### RECORDS SUPPLIED ###

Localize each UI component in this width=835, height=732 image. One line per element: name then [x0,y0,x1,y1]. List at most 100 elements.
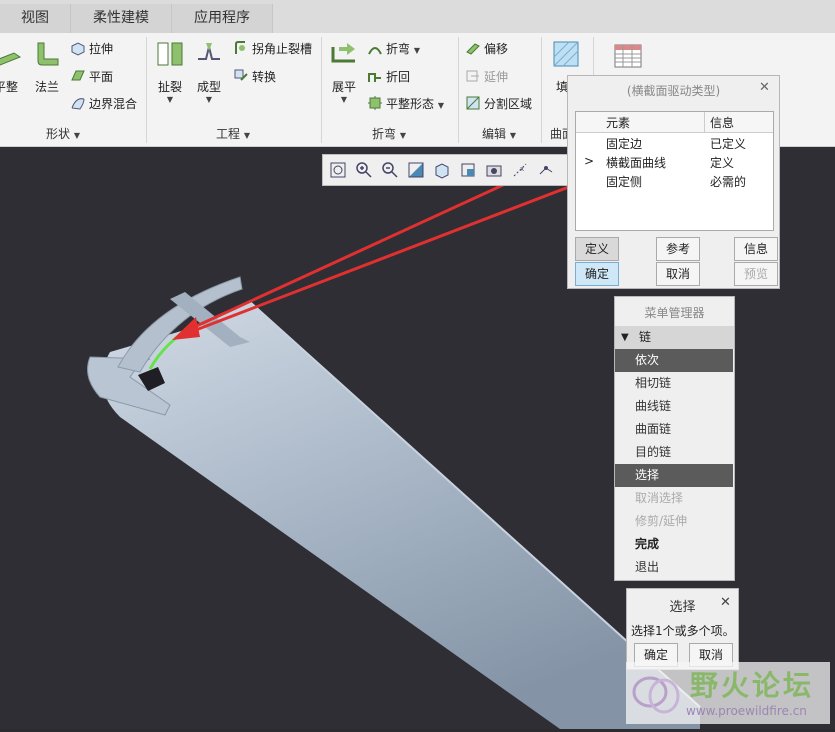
ok-button[interactable]: 确定 [575,262,619,286]
rip-label: 扯裂 [157,80,182,94]
zoom-out-icon[interactable] [381,161,399,179]
tab-flexible-modeling[interactable]: 柔性建模 [71,4,172,33]
bend-button[interactable]: 折弯 ▼ [367,39,420,59]
rip-icon [157,42,183,66]
saved-views-icon[interactable] [459,161,477,179]
form-label: 成型 [196,80,221,94]
bend-back-button[interactable]: 折回 [367,67,410,87]
view-manager-icon[interactable] [485,161,503,179]
bend-group-label[interactable]: 折弯 ▼ [372,125,406,142]
spin-center-icon[interactable] [537,161,555,179]
extend-label: 延伸 [484,70,509,84]
boundary-blend-button[interactable]: 边界混合 [70,94,137,114]
bend-icon [368,47,382,55]
unbend-label: 展平 [331,80,356,94]
group-divider [541,37,542,143]
table-row[interactable]: 固定侧 必需的 [576,172,773,191]
menu-manager-title: 菜单管理器 [644,306,705,320]
collapse-triangle-icon: ▼ [621,332,629,343]
planar-label: 平面 [89,70,114,84]
group-divider [458,37,459,143]
fill-icon [553,41,579,67]
menu-item-sequence[interactable]: 依次 [615,349,733,372]
feature-element-dialog: (横截面驱动类型) ✕ 元素 信息 固定边 已定义 > 横截面曲线 定义 固定侧… [567,75,780,289]
display-style-icon[interactable] [433,161,451,179]
boundary-blend-icon [71,98,85,110]
convert-icon [234,69,248,81]
pipe-body[interactable] [102,302,700,729]
svg-text:x: x [520,165,524,173]
flat-wall-label: 平整 [0,80,18,94]
column-header-element: 元素 [606,116,631,130]
extend-icon [466,70,479,82]
extrude-label: 拉伸 [89,42,114,56]
datum-display-icon[interactable]: x [511,161,529,179]
rip-button[interactable]: 扯裂 ▼ [153,39,187,104]
engineering-group-label[interactable]: 工程 ▼ [216,125,250,142]
planar-button[interactable]: 平面 [70,67,113,87]
group-divider [146,37,147,143]
row-element: 横截面曲线 [606,156,667,170]
row-info: 定义 [710,156,735,170]
menu-manager: 菜单管理器 ▼ 链 依次 相切链 曲线链 曲面链 目的链 选择 取消选择 修剪/… [614,296,735,581]
table-row[interactable]: 固定边 已定义 [576,134,773,153]
flat-wall-button[interactable]: 平整 [0,39,22,95]
flat-wall-icon [0,52,22,66]
tab-view[interactable]: 视图 [0,4,71,33]
convert-button[interactable]: 转换 [233,67,276,87]
split-area-label: 分割区域 [484,97,533,111]
flat-state-icon [368,96,382,110]
watermark-url: www.proewildfire.cn [686,704,807,718]
menu-item-trim-extend[interactable]: 修剪/延伸 [615,510,733,533]
menu-section-label: 链 [639,330,652,344]
shape-group-label[interactable]: 形状 ▼ [46,125,80,142]
ribbon-tab-bar: 视图 柔性建模 应用程序 [0,0,835,33]
close-icon[interactable]: ✕ [759,80,770,95]
row-info: 必需的 [710,175,747,189]
corner-relief-button[interactable]: 拐角止裂槽 [233,39,312,59]
offset-button[interactable]: 偏移 [465,39,508,59]
menu-item-surface-chain[interactable]: 曲面链 [615,418,733,441]
split-area-button[interactable]: 分割区域 [465,94,532,114]
menu-section-header[interactable]: ▼ 链 [615,326,734,349]
split-area-icon [466,96,480,110]
flange-button[interactable]: 法兰 [30,39,64,95]
extend-button[interactable]: 延伸 [465,67,508,87]
repaint-icon[interactable] [407,161,425,179]
select-dialog-message: 选择1个或多个项。 [631,624,735,638]
select-dialog: 选择 ✕ 选择1个或多个项。 确定 取消 [626,588,739,670]
unbend-button[interactable]: 展平 ▼ [327,39,361,104]
column-header-info: 信息 [710,116,735,130]
refit-icon[interactable] [329,161,347,179]
define-button[interactable]: 定义 [575,237,619,261]
dialog-title: (横截面驱动类型) [626,84,721,98]
row-element: 固定侧 [606,175,643,189]
offset-icon [466,43,480,55]
close-icon[interactable]: ✕ [720,595,731,610]
table-row[interactable]: > 横截面曲线 定义 [576,153,773,172]
flange-label: 法兰 [34,80,59,94]
convert-label: 转换 [252,70,277,84]
extrude-button[interactable]: 拉伸 [70,39,113,59]
bend-back-label: 折回 [386,70,411,84]
zoom-in-icon[interactable] [355,161,373,179]
extrude-icon [71,42,85,56]
info-button[interactable]: 信息 [734,237,778,261]
form-button[interactable]: 成型 ▼ [192,39,226,104]
menu-item-quit[interactable]: 退出 [615,556,733,579]
menu-item-unselect[interactable]: 取消选择 [615,487,733,510]
menu-item-select[interactable]: 选择 [615,464,733,487]
element-table: 元素 信息 固定边 已定义 > 横截面曲线 定义 固定侧 必需的 [575,111,774,231]
table-icon [614,44,642,68]
menu-item-intent-chain[interactable]: 目的链 [615,441,733,464]
tab-applications[interactable]: 应用程序 [172,4,273,33]
preview-button[interactable]: 预览 [734,262,778,286]
watermark-name: 野火论坛 [690,669,815,702]
cancel-button[interactable]: 取消 [656,262,700,286]
menu-item-curve-chain[interactable]: 曲线链 [615,395,733,418]
menu-item-tangent-chain[interactable]: 相切链 [615,372,733,395]
reference-button[interactable]: 参考 [656,237,700,261]
flat-state-button[interactable]: 平整形态 ▼ [367,94,444,114]
menu-item-done[interactable]: 完成 [615,533,733,556]
edit-group-label[interactable]: 编辑 ▼ [482,125,516,142]
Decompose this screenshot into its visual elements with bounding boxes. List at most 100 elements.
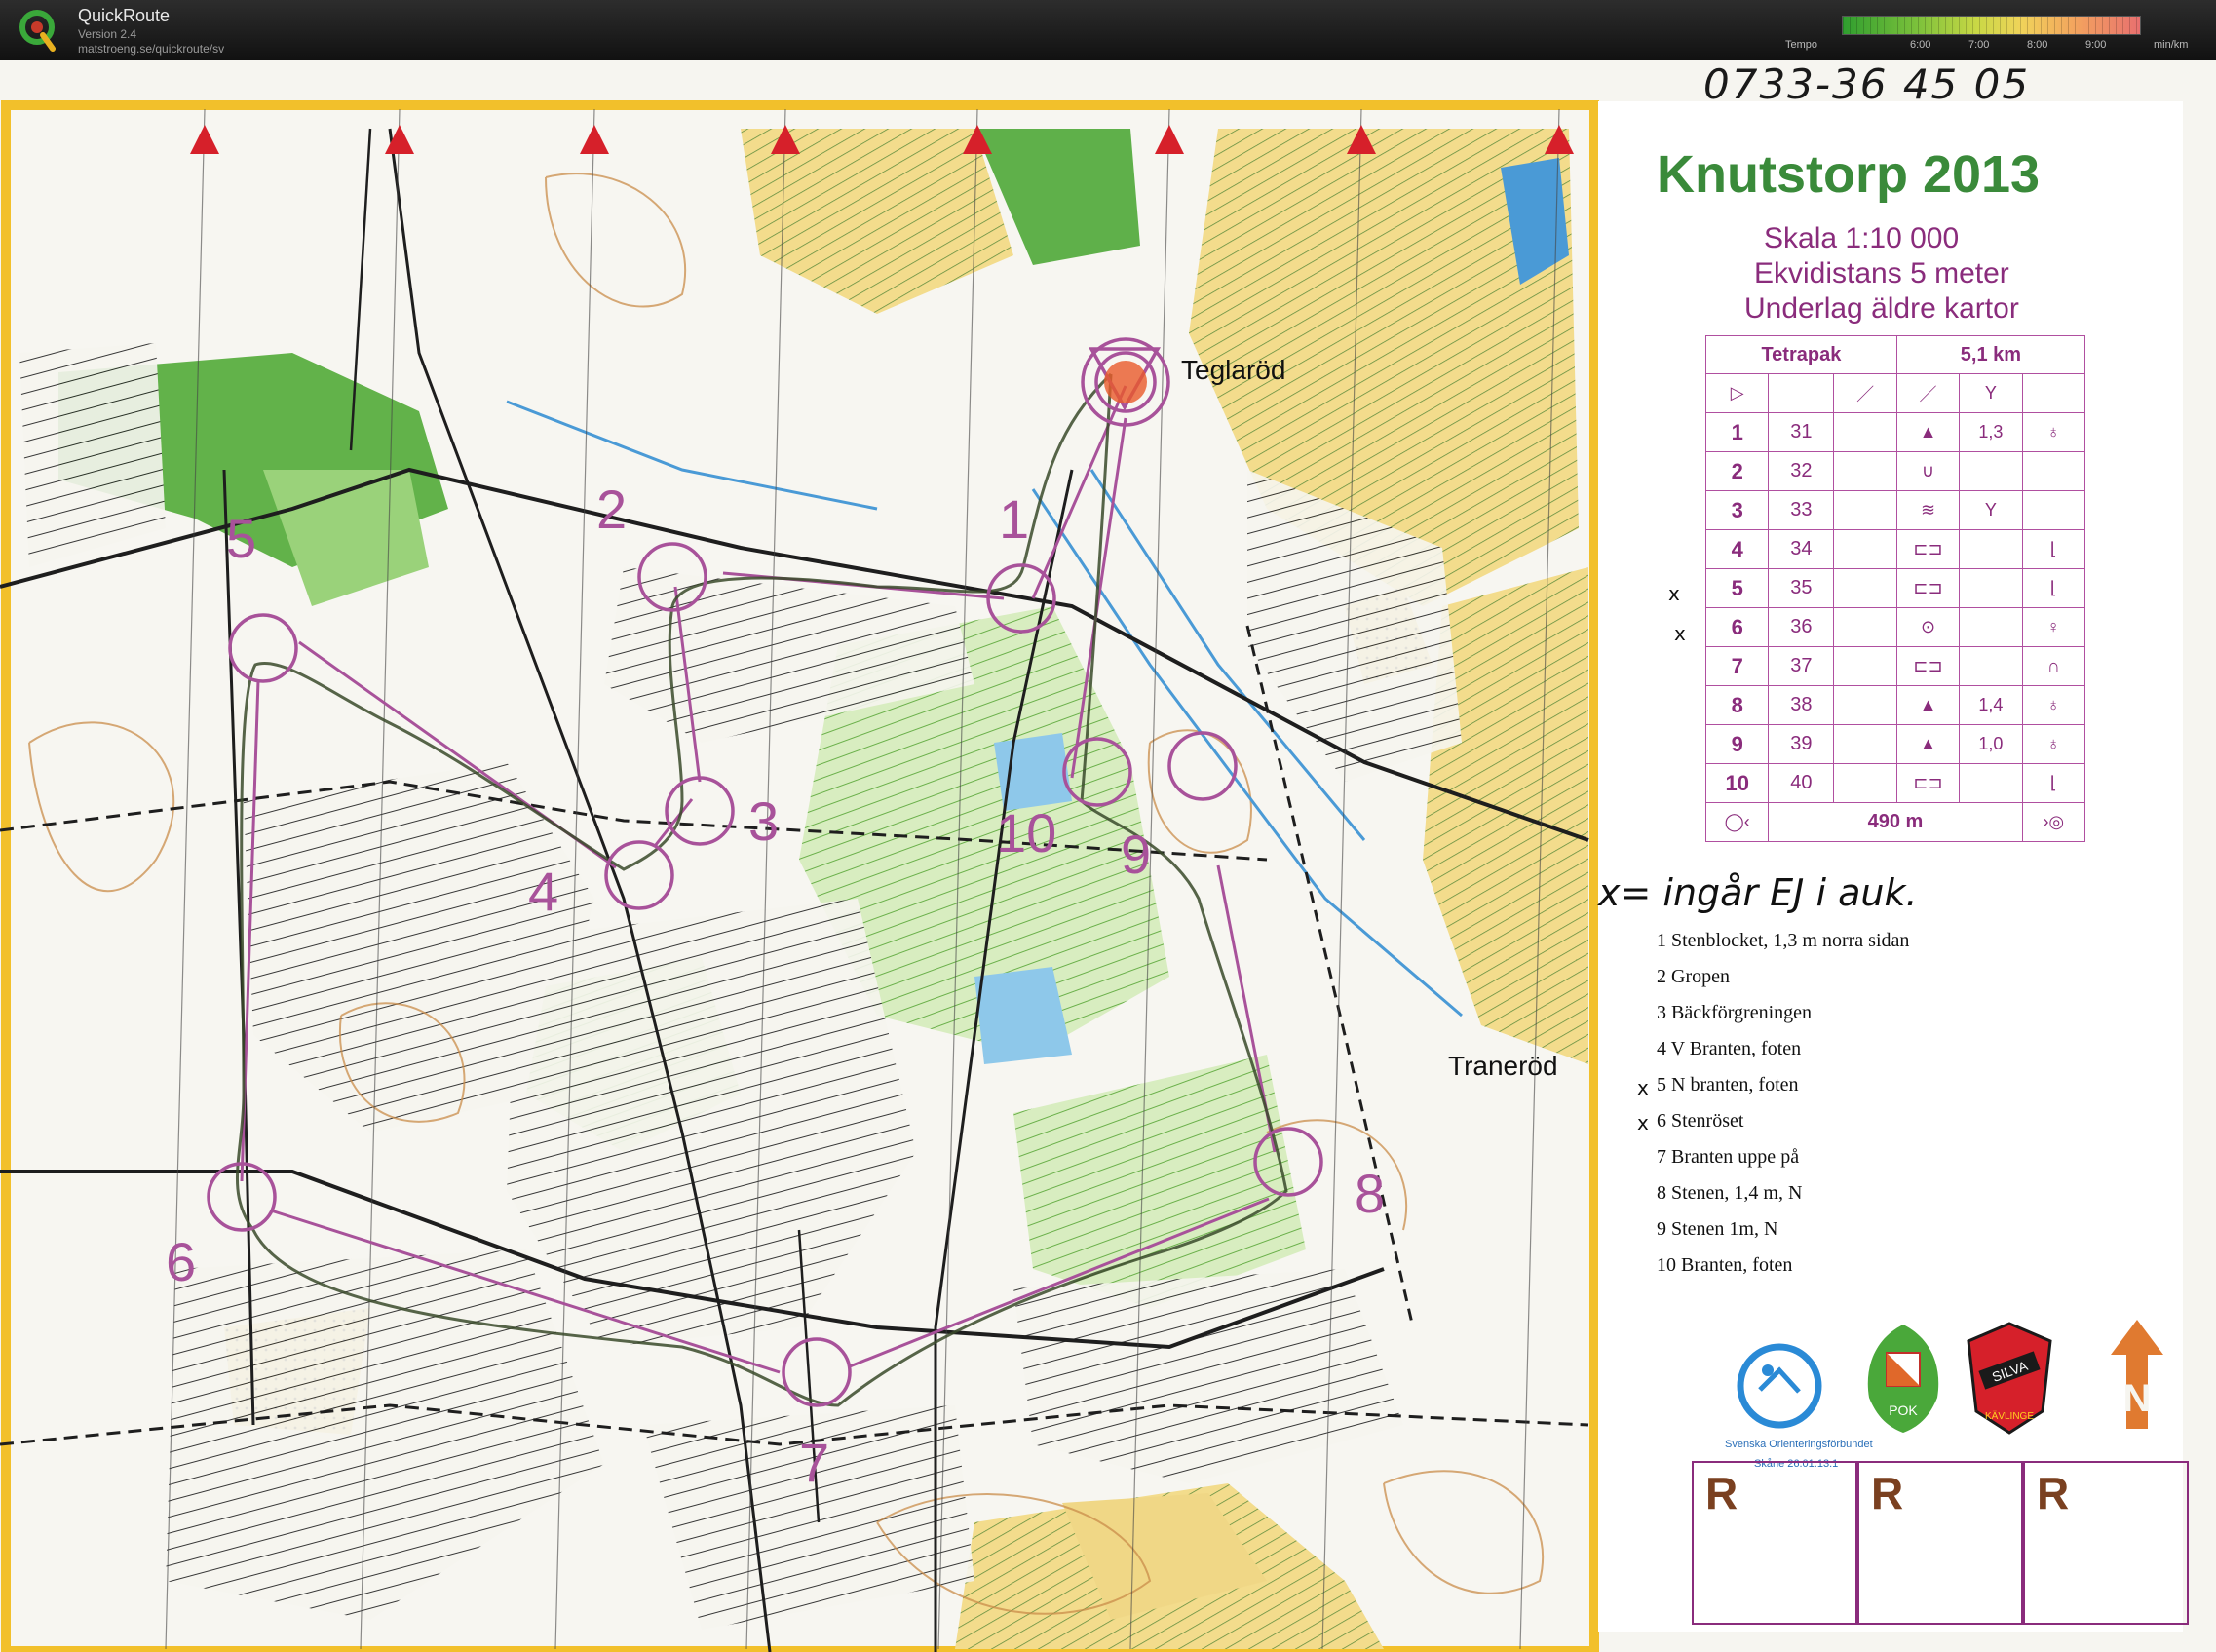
control-number-5: 5 [226, 508, 257, 569]
table-row: 3 33 ≋ Y [1704, 490, 2086, 530]
size-cell [1959, 451, 2023, 491]
control-code-cell: 31 [1768, 412, 1835, 452]
feature-cell: ⊏⊐ [1895, 529, 1961, 569]
svg-text:KÄVLINGE: KÄVLINGE [1985, 1410, 2034, 1422]
control-number-cell: 4 [1704, 529, 1770, 569]
control-code-cell: 38 [1768, 685, 1835, 725]
location-cell: ⌊ [2021, 529, 2086, 569]
control-number-2: 2 [596, 479, 628, 540]
direction-cell [1833, 490, 1897, 530]
location-cell: ∩ [2021, 646, 2086, 686]
place-name-teglarod: Teglaröd [1181, 355, 1286, 385]
feature-cell: ▲ [1895, 412, 1961, 452]
control-number-10: 10 [996, 802, 1057, 864]
location-cell [2021, 490, 2086, 530]
app-version: Version 2.4 [78, 27, 137, 41]
finish-symbol-cell: ◯‹ [1704, 802, 1770, 842]
control-code-cell: 39 [1768, 724, 1835, 764]
orienteering-map[interactable]: 1 2 3 4 5 6 7 8 9 10 Teglaröd Traneröd 0… [0, 60, 2216, 1652]
control-number-cell: 2 [1704, 451, 1770, 491]
direction-cell [1833, 646, 1897, 686]
excluded-mark: x [1674, 622, 1686, 645]
control-description-item: 4 V Branten, foten [1657, 1038, 1802, 1059]
control-number-8: 8 [1355, 1163, 1386, 1224]
r-label: R [2037, 1468, 2070, 1518]
table-row: 6 36 ⊙ ♀ [1704, 607, 2086, 647]
finish-distance: 490 m [1768, 802, 2023, 842]
start-symbol-cell: Y [1959, 373, 2023, 413]
direction-cell [1833, 412, 1897, 452]
r-box-2: R [1857, 1461, 2023, 1625]
tempo-tick: 8:00 [2027, 39, 2048, 51]
control-code-cell: 34 [1768, 529, 1835, 569]
silva-kavlinge-logo-icon: SILVA KÄVLINGE [1967, 1322, 2052, 1435]
size-cell [1959, 607, 2023, 647]
tempo-tick: 7:00 [1968, 39, 1990, 51]
size-cell: 1,0 [1959, 724, 2023, 764]
location-cell: ♁ [2021, 685, 2086, 725]
table-row: 4 34 ⊏⊐ ⌊ [1704, 529, 2086, 569]
table-finish-row: ◯‹ 490 m ›◎ [1704, 802, 2086, 842]
feature-cell: ⊏⊐ [1895, 763, 1961, 803]
control-number-7: 7 [799, 1432, 830, 1493]
control-code-cell: 32 [1768, 451, 1835, 491]
pok-logo-icon: POK [1867, 1325, 1939, 1433]
feature-cell: ∪ [1895, 451, 1961, 491]
table-row: 7 37 ⊏⊐ ∩ [1704, 646, 2086, 686]
table-row: 9 39 ▲ 1,0 ♁ [1704, 724, 2086, 764]
control-code-cell: 40 [1768, 763, 1835, 803]
direction-cell [1833, 529, 1897, 569]
pok-label: POK [1889, 1402, 1918, 1418]
direction-cell [1833, 685, 1897, 725]
size-cell: Y [1959, 490, 2023, 530]
control-code-cell: 33 [1768, 490, 1835, 530]
tempo-label: Tempo [1785, 39, 1818, 51]
control-code-cell: 37 [1768, 646, 1835, 686]
size-cell [1959, 568, 2023, 608]
start-symbol-cell [2021, 373, 2086, 413]
size-cell [1959, 763, 2023, 803]
control-number-1: 1 [999, 488, 1030, 550]
size-cell: 1,4 [1959, 685, 2023, 725]
control-number-cell: 10 [1704, 763, 1770, 803]
table-row: 2 32 ∪ [1704, 451, 2086, 491]
place-name-tranerod: Traneröd [1448, 1051, 1558, 1081]
feature-cell: ⊏⊐ [1895, 568, 1961, 608]
app-url: matstroeng.se/quickroute/sv [78, 42, 225, 56]
table-row: 1 31 ▲ 1,3 ♁ [1704, 412, 2086, 452]
location-cell: ♁ [2021, 412, 2086, 452]
r-box-3: R [2023, 1461, 2189, 1625]
start-symbol-cell [1768, 373, 1835, 413]
feature-cell: ⊏⊐ [1895, 646, 1961, 686]
feature-cell: ≋ [1895, 490, 1961, 530]
finish-symbol-cell: ›◎ [2021, 802, 2086, 842]
table-row: 8 38 ▲ 1,4 ♁ [1704, 685, 2086, 725]
excluded-mark: x [1637, 1076, 1649, 1099]
location-cell [2021, 451, 2086, 491]
control-number-cell: 5 [1704, 568, 1770, 608]
feature-cell: ▲ [1895, 724, 1961, 764]
table-start-row: ▷ ／／ Y [1704, 373, 2086, 413]
size-cell [1959, 646, 2023, 686]
excluded-mark: x [1637, 1111, 1649, 1134]
direction-cell [1833, 607, 1897, 647]
handwritten-legend-note: x= ingår EJ i auk. [1598, 871, 1918, 914]
control-number-cell: 8 [1704, 685, 1770, 725]
control-number-6: 6 [166, 1231, 197, 1292]
tempo-color-scale [1842, 16, 2141, 35]
sof-caption: Svenska Orienteringsförbundet [1725, 1439, 1873, 1450]
control-description-item: 2 Gropen [1657, 966, 1730, 987]
map-base: Underlag äldre kartor [1744, 292, 2019, 325]
map-contour-interval: Ekvidistans 5 meter [1754, 257, 2009, 289]
control-number-3: 3 [748, 790, 780, 852]
direction-cell [1833, 724, 1897, 764]
feature-cell: ⊙ [1895, 607, 1961, 647]
control-description-item: 3 Bäckförgreningen [1657, 1002, 1813, 1023]
table-header-row: Tetrapak 5,1 km [1705, 335, 2086, 374]
direction-cell [1833, 763, 1897, 803]
feature-cell: ▲ [1895, 685, 1961, 725]
event-title: Knutstorp 2013 [1657, 145, 2041, 204]
control-number-4: 4 [528, 861, 559, 922]
table-row: 10 40 ⊏⊐ ⌊ [1704, 763, 2086, 803]
map-legend-panel: Knutstorp 2013 Skala 1:10 000 Ekvidistan… [1598, 101, 2189, 1632]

###

WHAT YOU ARE ASKED TO DO: Copy out word for word the part of the listing that opens with the line containing "ok-button[interactable]: 确定 [575,262,619,286]" and closes with the line containing "saved-views-icon[interactable] [459,161,477,179]", including both of those lines.

ANSWER FOR THIS EXERCISE:
ok-button[interactable]: 确定 [575,262,619,286]
rip-label: 扯裂 [157,80,182,94]
zoom-out-icon[interactable] [381,161,399,179]
tab-flexible-modeling[interactable]: 柔性建模 [71,4,172,33]
bend-button[interactable]: 折弯 ▼ [367,39,420,59]
rip-icon [157,42,183,66]
saved-views-icon[interactable] [459,161,477,179]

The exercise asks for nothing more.